## TO DO
Could you write out every entry exactly as it stands?

## INPUT MATERIAL
****************

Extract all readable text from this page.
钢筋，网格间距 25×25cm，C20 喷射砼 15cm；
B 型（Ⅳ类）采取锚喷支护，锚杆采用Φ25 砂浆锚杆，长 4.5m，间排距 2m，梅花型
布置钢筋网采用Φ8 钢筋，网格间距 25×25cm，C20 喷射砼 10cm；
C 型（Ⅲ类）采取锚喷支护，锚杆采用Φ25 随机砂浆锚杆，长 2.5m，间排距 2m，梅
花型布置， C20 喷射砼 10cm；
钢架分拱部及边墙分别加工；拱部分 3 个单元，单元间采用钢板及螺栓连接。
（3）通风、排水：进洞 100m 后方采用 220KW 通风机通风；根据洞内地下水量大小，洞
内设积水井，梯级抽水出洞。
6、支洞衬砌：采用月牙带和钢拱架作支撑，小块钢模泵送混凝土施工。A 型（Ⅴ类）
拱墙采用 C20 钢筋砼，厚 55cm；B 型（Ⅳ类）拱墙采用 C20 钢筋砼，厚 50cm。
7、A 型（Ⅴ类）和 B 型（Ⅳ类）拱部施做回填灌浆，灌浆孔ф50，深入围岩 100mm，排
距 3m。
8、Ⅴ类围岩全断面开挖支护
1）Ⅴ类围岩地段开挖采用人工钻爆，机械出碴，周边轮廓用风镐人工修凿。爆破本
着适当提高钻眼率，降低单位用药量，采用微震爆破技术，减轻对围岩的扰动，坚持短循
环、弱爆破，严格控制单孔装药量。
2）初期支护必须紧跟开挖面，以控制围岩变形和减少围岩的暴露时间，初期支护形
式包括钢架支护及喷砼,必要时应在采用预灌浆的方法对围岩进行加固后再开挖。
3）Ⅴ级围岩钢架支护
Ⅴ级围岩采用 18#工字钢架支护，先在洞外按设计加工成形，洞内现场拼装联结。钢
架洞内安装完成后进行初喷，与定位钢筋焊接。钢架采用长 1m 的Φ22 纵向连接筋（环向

****************

## REPLY
Extract all readable text from this page.
钢筋，网格间距 25×25cm，C20 喷射砼 15cm；
B 型（Ⅳ类）采取锚喷支护，锚杆采用Φ25 砂浆锚杆，长 4.5m，间排距 2m，梅花型
布置钢筋网采用Φ8 钢筋，网格间距 25×25cm，C20 喷射砼 10cm；
C 型（Ⅲ类）采取锚喷支护，锚杆采用Φ25 随机砂浆锚杆，长 2.5m，间排距 2m，梅
花型布置， C20 喷射砼 10cm；
钢架分拱部及边墙分别加工；拱部分 3 个单元，单元间采用钢板及螺栓连接。
（3）通风、排水：进洞 100m 后方采用 220KW 通风机通风；根据洞内地下水量大小，洞
内设积水井，梯级抽水出洞。
6、支洞衬砌：采用月牙带和钢拱架作支撑，小块钢模泵送混凝土施工。A 型（Ⅴ类）
拱墙采用 C20 钢筋砼，厚 55cm；B 型（Ⅳ类）拱墙采用 C20 钢筋砼，厚 50cm。
7、A 型（Ⅴ类）和 B 型（Ⅳ类）拱部施做回填灌浆，灌浆孔ф50，深入围岩 100mm，排
距 3m。
8、Ⅴ类围岩全断面开挖支护
1）Ⅴ类围岩地段开挖采用人工钻爆，机械出碴，周边轮廓用风镐人工修凿。爆破本
着适当提高钻眼率，降低单位用药量，采用微震爆破技术，减轻对围岩的扰动，坚持短循
环、弱爆破，严格控制单孔装药量。
2）初期支护必须紧跟开挖面，以控制围岩变形和减少围岩的暴露时间，初期支护形
式包括钢架支护及喷砼,必要时应在采用预灌浆的方法对围岩进行加固后再开挖。
3）Ⅴ级围岩钢架支护
Ⅴ级围岩采用 18#工字钢架支护，先在洞外按设计加工成形，洞内现场拼装联结。钢
架洞内安装完成后进行初喷，与定位钢筋焊接。钢架采用长 1m 的Φ22 纵向连接筋（环向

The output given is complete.